* _Short exercise_
Find each line holding "marker" and copy it out.

* _Data entries_

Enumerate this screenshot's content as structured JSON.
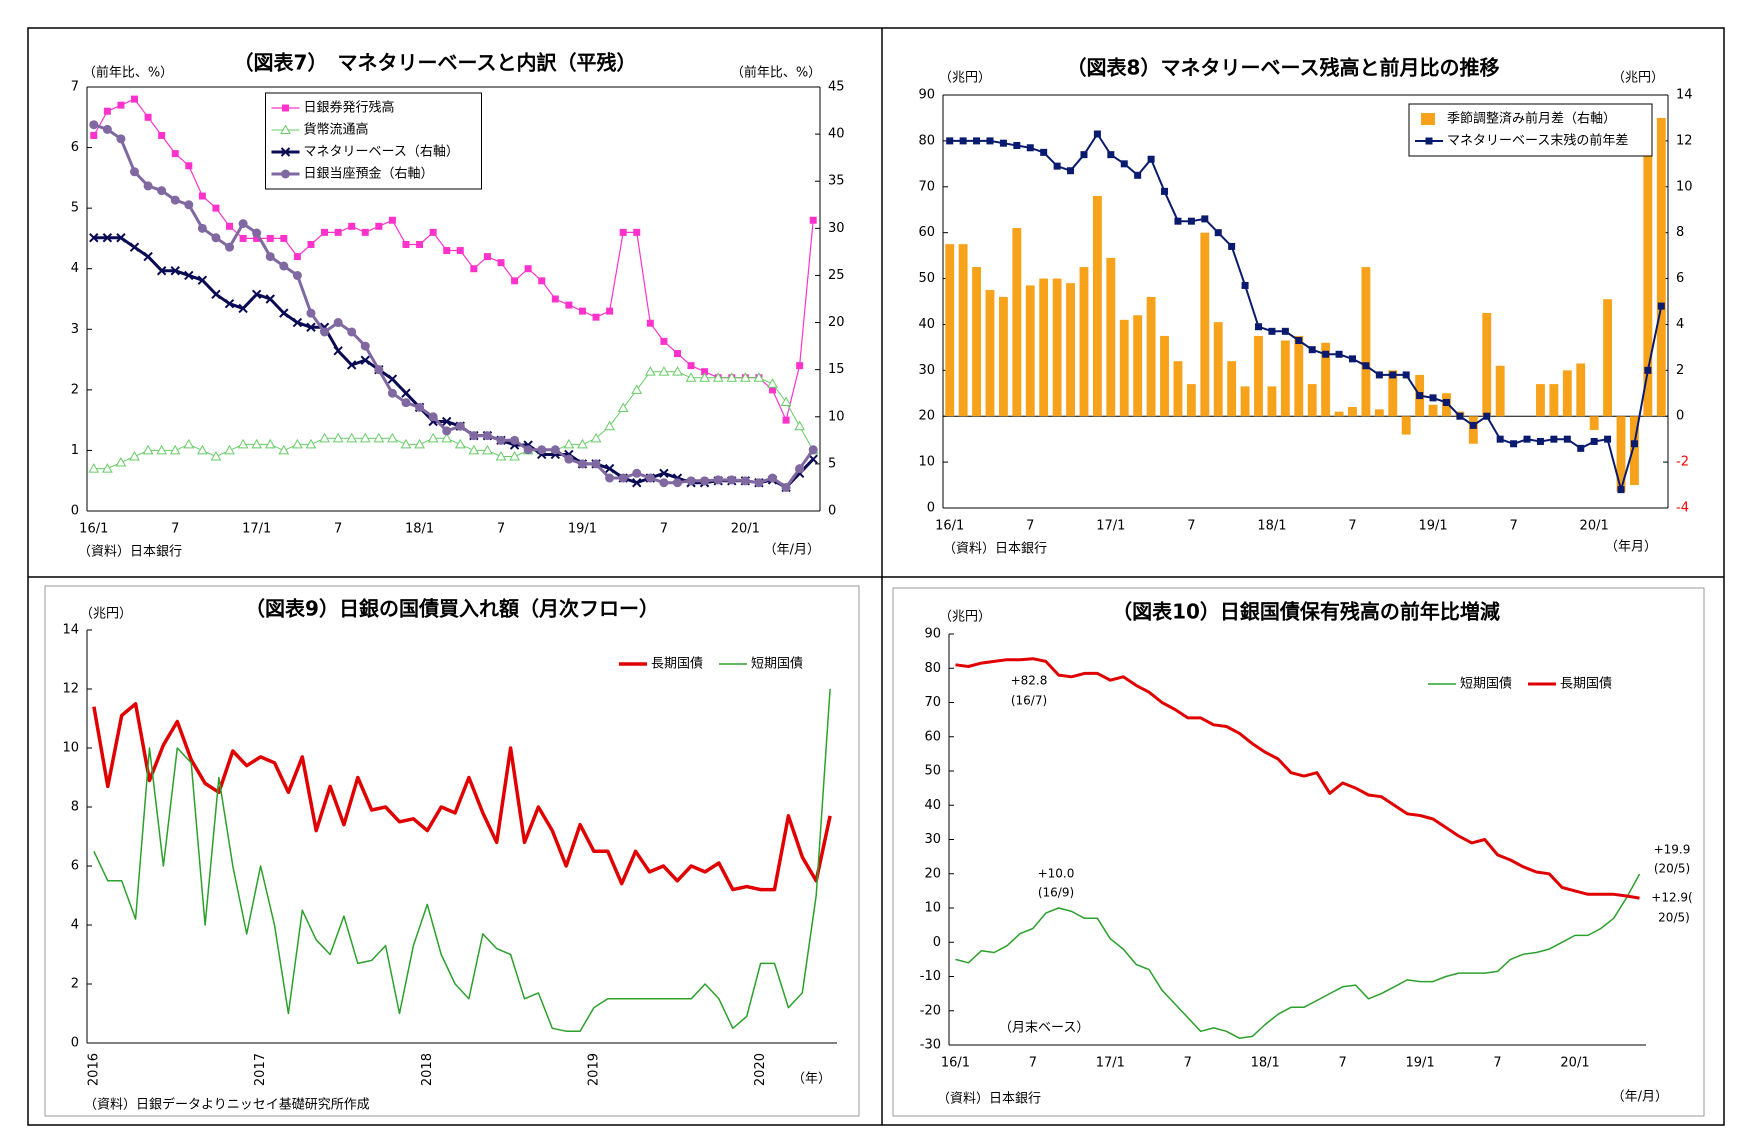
{
  "chart_data": [
    {
      "type": "line",
      "title": "（図表7）　マネタリーベースと内訳（平残）",
      "y_label": "（前年比、%）",
      "y2_label": "（前年比、%）",
      "x_label": "（年/月）",
      "source": "（資料）日本銀行",
      "categories": [
        "16/1",
        null,
        null,
        null,
        null,
        null,
        "7",
        null,
        null,
        null,
        null,
        null,
        "17/1",
        null,
        null,
        null,
        null,
        null,
        "7",
        null,
        null,
        null,
        null,
        null,
        "18/1",
        null,
        null,
        null,
        null,
        null,
        "7",
        null,
        null,
        null,
        null,
        null,
        "19/1",
        null,
        null,
        null,
        null,
        null,
        "7",
        null,
        null,
        null,
        null,
        null,
        "20/1",
        null,
        null,
        null,
        null,
        null
      ],
      "ylim": [
        0,
        7
      ],
      "yticks": [
        0,
        1,
        2,
        3,
        4,
        5,
        6,
        7
      ],
      "y2lim": [
        0,
        45
      ],
      "y2ticks": [
        0,
        5,
        10,
        15,
        20,
        25,
        30,
        35,
        40,
        45
      ],
      "legend": "upper center",
      "series": [
        {
          "name": "日銀券発行残高",
          "color": "#ff33cc",
          "marker": "square",
          "line_width": 1.2,
          "values": [
            6.2,
            6.6,
            6.7,
            6.8,
            6.5,
            6.2,
            5.9,
            5.7,
            5.2,
            5.0,
            4.7,
            4.5,
            4.5,
            4.5,
            4.5,
            4.2,
            4.4,
            4.6,
            4.6,
            4.7,
            4.6,
            4.7,
            4.8,
            4.4,
            4.4,
            4.6,
            4.3,
            4.3,
            4.0,
            4.2,
            4.1,
            3.8,
            4.0,
            3.8,
            3.5,
            3.4,
            3.3,
            3.2,
            3.3,
            4.6,
            4.6,
            3.1,
            2.8,
            2.6,
            2.4,
            2.3,
            2.2,
            2.2,
            2.2,
            2.2,
            2.0,
            1.5,
            2.4,
            4.8
          ]
        },
        {
          "name": "貨幣流通高",
          "color": "#66cc66",
          "marker": "triangle",
          "line_width": 1,
          "values": [
            0.7,
            0.7,
            0.8,
            0.9,
            1.0,
            1.0,
            1.0,
            1.1,
            1.0,
            0.9,
            1.0,
            1.1,
            1.1,
            1.1,
            1.0,
            1.1,
            1.1,
            1.2,
            1.2,
            1.2,
            1.2,
            1.2,
            1.2,
            1.1,
            1.1,
            1.2,
            1.2,
            1.1,
            1.0,
            1.0,
            0.9,
            0.9,
            1.0,
            1.0,
            1.0,
            1.1,
            1.1,
            1.2,
            1.4,
            1.7,
            2.0,
            2.3,
            2.3,
            2.3,
            2.2,
            2.2,
            2.2,
            2.2,
            2.2,
            2.2,
            2.1,
            1.8,
            1.4,
            1.0
          ]
        },
        {
          "name": "マネタリーベース（右軸）",
          "color": "#0a0a55",
          "marker": "x",
          "axis": "y2",
          "line_width": 3,
          "values": [
            29,
            29,
            29,
            28,
            27,
            25.5,
            25.5,
            25,
            24.5,
            23,
            22,
            21.5,
            23,
            22.5,
            21,
            20,
            19.5,
            19.5,
            17,
            15.5,
            16,
            15,
            14,
            12.5,
            11,
            9.5,
            9.5,
            9,
            8,
            8,
            7.5,
            7,
            7,
            6,
            6,
            6,
            5,
            5,
            4.5,
            3.5,
            3,
            3.5,
            4,
            3.5,
            3,
            3,
            3.2,
            3.2,
            3.2,
            3,
            3.3,
            2.5,
            4,
            5.5
          ]
        },
        {
          "name": "日銀当座預金（右軸）",
          "color": "#8068a0",
          "marker": "circle",
          "axis": "y2",
          "line_width": 3,
          "values": [
            41,
            40.5,
            39.5,
            36,
            34.5,
            34,
            33,
            32.5,
            30,
            29,
            28,
            30.5,
            29.5,
            27,
            26,
            25,
            21,
            19,
            20,
            19,
            17.5,
            15,
            12.5,
            11.5,
            11,
            10,
            8.5,
            9,
            8,
            8,
            7.5,
            7.5,
            6.5,
            6.5,
            6.5,
            5.5,
            5,
            5,
            3.5,
            3.5,
            4,
            3.5,
            3,
            3,
            3.2,
            3.2,
            3.3,
            3.3,
            3.2,
            3,
            3.5,
            2.5,
            4.5,
            6.5
          ]
        }
      ]
    },
    {
      "type": "bar",
      "title": "（図表8）マネタリーベース残高と前月比の推移",
      "y_label": "（兆円）",
      "y2_label": "（兆円）",
      "x_label": "（年月）",
      "source": "（資料）日本銀行",
      "categories": [
        "16/1",
        null,
        null,
        null,
        null,
        null,
        "7",
        null,
        null,
        null,
        null,
        null,
        "17/1",
        null,
        null,
        null,
        null,
        null,
        "7",
        null,
        null,
        null,
        null,
        null,
        "18/1",
        null,
        null,
        null,
        null,
        null,
        "7",
        null,
        null,
        null,
        null,
        null,
        "19/1",
        null,
        null,
        null,
        null,
        null,
        "7",
        null,
        null,
        null,
        null,
        null,
        "20/1",
        null,
        null,
        null,
        null,
        null
      ],
      "ylim": [
        0,
        90
      ],
      "yticks": [
        0,
        10,
        20,
        30,
        40,
        50,
        60,
        70,
        80,
        90
      ],
      "y2lim": [
        -4,
        14
      ],
      "y2ticks": [
        -4,
        -2,
        0,
        2,
        4,
        6,
        8,
        10,
        12,
        14
      ],
      "y2_negative_color": "#ff0000",
      "legend": "upper right",
      "series": [
        {
          "name": "季節調整済み前月差（右軸）",
          "color": "#f7a21b",
          "type": "bar",
          "axis": "y2",
          "values": [
            7.5,
            7.5,
            6.5,
            5.5,
            5.2,
            8.2,
            5.7,
            6,
            6,
            5.8,
            6.5,
            9.6,
            6.9,
            4.2,
            4.4,
            5.2,
            3.5,
            2.4,
            1.4,
            8,
            4.1,
            2.4,
            1.3,
            3.5,
            1.3,
            3.3,
            3.5,
            1.4,
            3.2,
            0.2,
            0.4,
            6.5,
            0.3,
            2,
            -0.8,
            1.8,
            0.5,
            1,
            0.2,
            -1.2,
            4.5,
            2.2,
            0,
            0,
            1.4,
            1.4,
            2,
            2.3,
            -0.6,
            5.1,
            -3.3,
            -3,
            12.1,
            13
          ]
        },
        {
          "name": "マネタリーベース末残の前年差",
          "color": "#0a1a6e",
          "type": "line",
          "marker": "square",
          "line_width": 2,
          "values": [
            80,
            80,
            80,
            80,
            79.5,
            79,
            78.5,
            77.5,
            74.5,
            73.5,
            77,
            81.5,
            77,
            75,
            72.5,
            76,
            69,
            62.5,
            62.5,
            63,
            60,
            57,
            48.5,
            39.5,
            38.5,
            38.5,
            36.5,
            34.5,
            33.5,
            33.5,
            32.5,
            31,
            29,
            29,
            29,
            24.5,
            24,
            23,
            20,
            18,
            20,
            15,
            14,
            15,
            14.5,
            15,
            15,
            13,
            14.5,
            15,
            4,
            14,
            30,
            44
          ]
        }
      ]
    },
    {
      "type": "line",
      "title": "（図表9）日銀の国債買入れ額（月次フロー）",
      "y_label": "（兆円）",
      "x_label": "（年）",
      "source": "（資料）日銀データよりニッセイ基礎研究所作成",
      "categories": [
        "2016",
        null,
        null,
        null,
        null,
        null,
        null,
        null,
        null,
        null,
        null,
        null,
        "2017",
        null,
        null,
        null,
        null,
        null,
        null,
        null,
        null,
        null,
        null,
        null,
        "2018",
        null,
        null,
        null,
        null,
        null,
        null,
        null,
        null,
        null,
        null,
        null,
        "2019",
        null,
        null,
        null,
        null,
        null,
        null,
        null,
        null,
        null,
        null,
        null,
        "2020",
        null,
        null,
        null,
        null,
        null
      ],
      "ylim": [
        0,
        14
      ],
      "yticks": [
        0,
        2,
        4,
        6,
        8,
        10,
        12,
        14
      ],
      "legend": "upper right",
      "series": [
        {
          "name": "長期国債",
          "color": "#e00000",
          "line_width": 3.5,
          "values": [
            11.4,
            8.7,
            11.1,
            11.5,
            8.9,
            10.1,
            10.9,
            9.6,
            8.8,
            8.5,
            9.9,
            9.4,
            9.7,
            9.5,
            8.5,
            9.7,
            7.2,
            8.7,
            7.4,
            9.0,
            7.9,
            8.0,
            7.5,
            7.6,
            7.2,
            8.0,
            7.8,
            9.0,
            7.8,
            6.8,
            10.0,
            6.8,
            8.0,
            7.2,
            6.0,
            7.4,
            6.5,
            6.5,
            5.4,
            6.5,
            5.8,
            6.0,
            5.5,
            6.0,
            5.8,
            6.1,
            5.2,
            5.3,
            5.2,
            5.2,
            7.7,
            6.3,
            5.5,
            7.7
          ]
        },
        {
          "name": "短期国債",
          "color": "#2ca02c",
          "line_width": 1.5,
          "values": [
            6.5,
            5.5,
            5.5,
            4.2,
            10,
            6,
            10,
            9.5,
            4,
            9,
            6,
            3.7,
            6,
            4,
            1,
            4.5,
            3.5,
            3,
            4.3,
            2.7,
            2.8,
            3.3,
            1,
            3.3,
            4.7,
            3,
            2,
            1.5,
            3.7,
            3.2,
            3,
            1.5,
            1.7,
            0.5,
            0.4,
            0.4,
            1.2,
            1.5,
            1.5,
            1.5,
            1.5,
            1.5,
            1.5,
            1.5,
            2,
            1.5,
            0.5,
            0.9,
            2.7,
            2.7,
            1.2,
            1.7,
            5,
            12
          ]
        }
      ]
    },
    {
      "type": "line",
      "title": "（図表10）日銀国債保有残高の前年比増減",
      "y_label": "（兆円）",
      "note": "（月末ベース）",
      "x_label": "（年/月）",
      "source": "（資料）日本銀行",
      "categories": [
        "16/1",
        null,
        null,
        null,
        null,
        null,
        "7",
        null,
        null,
        null,
        null,
        null,
        "17/1",
        null,
        null,
        null,
        null,
        null,
        "7",
        null,
        null,
        null,
        null,
        null,
        "18/1",
        null,
        null,
        null,
        null,
        null,
        "7",
        null,
        null,
        null,
        null,
        null,
        "19/1",
        null,
        null,
        null,
        null,
        null,
        "7",
        null,
        null,
        null,
        null,
        null,
        "20/1",
        null,
        null,
        null,
        null,
        null
      ],
      "ylim": [
        -30,
        90
      ],
      "yticks": [
        -30,
        -20,
        -10,
        0,
        10,
        20,
        30,
        40,
        50,
        60,
        70,
        80,
        90
      ],
      "legend": "upper right",
      "annotations": [
        "+82.8",
        "(16/7)",
        "+10.0",
        "(16/9)",
        "+19.9",
        "(20/5)",
        "+12.9(",
        "20/5)"
      ],
      "series": [
        {
          "name": "短期国債",
          "color": "#2ca02c",
          "line_width": 1.5,
          "values": [
            -5,
            -6,
            -2.5,
            -3,
            -1,
            2.5,
            4,
            8.5,
            10,
            9,
            7,
            7,
            1,
            -2,
            -6.5,
            -8,
            -14,
            -18,
            -22,
            -26,
            -25,
            -26,
            -28,
            -27.5,
            -24,
            -21,
            -19,
            -19,
            -17,
            -15,
            -13,
            -12.5,
            -16.5,
            -15,
            -13,
            -11,
            -11.5,
            -11.5,
            -10,
            -9,
            -9,
            -9,
            -8.5,
            -5,
            -3.5,
            -3,
            -2,
            0,
            2,
            2,
            4,
            7,
            13,
            19.9
          ]
        },
        {
          "name": "長期国債",
          "color": "#e00000",
          "line_width": 3,
          "values": [
            81,
            80.5,
            81.5,
            82,
            82.5,
            82.5,
            82.8,
            82,
            78,
            77.5,
            78.5,
            78.5,
            76.5,
            77.5,
            75,
            73,
            70,
            68,
            65.5,
            65.5,
            63.5,
            63,
            61,
            58,
            55.5,
            53.5,
            49.5,
            48.5,
            49.5,
            43.5,
            46.5,
            45,
            43,
            42.5,
            40,
            37.5,
            37,
            36,
            33.5,
            31,
            29,
            30,
            25.5,
            24,
            22,
            20.5,
            20,
            16,
            15,
            14,
            14,
            14,
            13.5,
            12.9
          ]
        }
      ]
    }
  ]
}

* _Task result_
          "marker": "square",
          "marker": "triangle",
          "marker": "x",
          "marker": "circle",
          "marker": "square",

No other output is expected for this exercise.